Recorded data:

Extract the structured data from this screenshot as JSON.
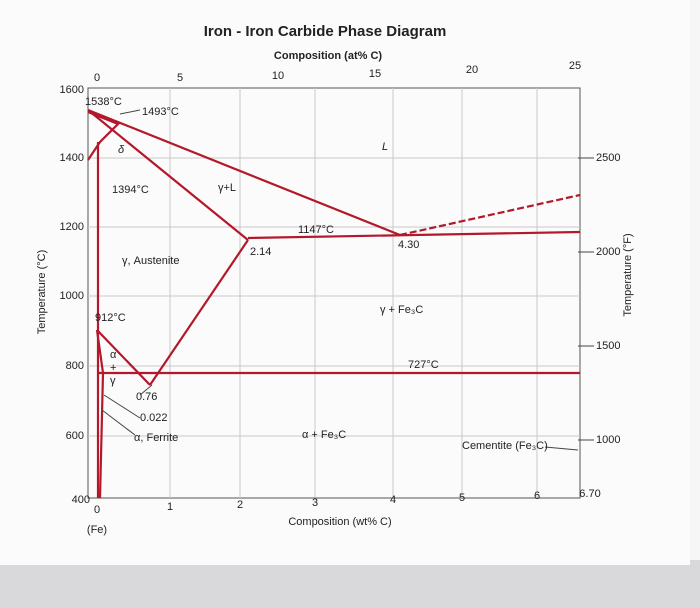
{
  "title": "Iron - Iron Carbide Phase Diagram",
  "top_axis": {
    "label": "Composition (at% C)",
    "ticks": [
      "0",
      "5",
      "10",
      "15",
      "20",
      "25"
    ]
  },
  "bottom_axis": {
    "label": "Composition (wt% C)",
    "ticks": [
      "0",
      "1",
      "2",
      "3",
      "4",
      "5",
      "6",
      "6.70"
    ],
    "sublabel": "(Fe)"
  },
  "left_axis": {
    "label": "Temperature (°C)",
    "ticks": [
      "1600",
      "1400",
      "1200",
      "1000",
      "800",
      "600",
      "400"
    ]
  },
  "right_axis": {
    "label": "Temperature (°F)",
    "ticks": [
      "2500",
      "2000",
      "1500",
      "1000"
    ]
  },
  "annotations": [
    "1538°C",
    "1493°C",
    "δ",
    "1394°C",
    "γ+L",
    "L",
    "1147°C",
    "2.14",
    "4.30",
    "γ, Austenite",
    "912°C",
    "γ + Fe₃C",
    "727°C",
    "α",
    "+",
    "γ",
    "0.76",
    "0.022",
    "α, Ferrite",
    "α + Fe₃C",
    "Cementite (Fe₃C)"
  ]
}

Directive ▸
Copy out all the entries exactly. Images stay out of the copy.

Response to the task ▸
Extract the structured data from this screenshot as JSON.
{
  "title": "Iron - Iron Carbide Phase Diagram",
  "top_axis": {
    "label": "Composition (at% C)",
    "ticks": [
      "0",
      "5",
      "10",
      "15",
      "20",
      "25"
    ]
  },
  "bottom_axis": {
    "label": "Composition (wt% C)",
    "ticks": [
      "0",
      "1",
      "2",
      "3",
      "4",
      "5",
      "6",
      "6.70"
    ],
    "sublabel": "(Fe)"
  },
  "left_axis": {
    "label": "Temperature (°C)",
    "ticks": [
      "1600",
      "1400",
      "1200",
      "1000",
      "800",
      "600",
      "400"
    ]
  },
  "right_axis": {
    "label": "Temperature (°F)",
    "ticks": [
      "2500",
      "2000",
      "1500",
      "1000"
    ]
  },
  "annotations": [
    "1538°C",
    "1493°C",
    "δ",
    "1394°C",
    "γ+L",
    "L",
    "1147°C",
    "2.14",
    "4.30",
    "γ, Austenite",
    "912°C",
    "γ + Fe₃C",
    "727°C",
    "α",
    "+",
    "γ",
    "0.76",
    "0.022",
    "α, Ferrite",
    "α + Fe₃C",
    "Cementite (Fe₃C)"
  ]
}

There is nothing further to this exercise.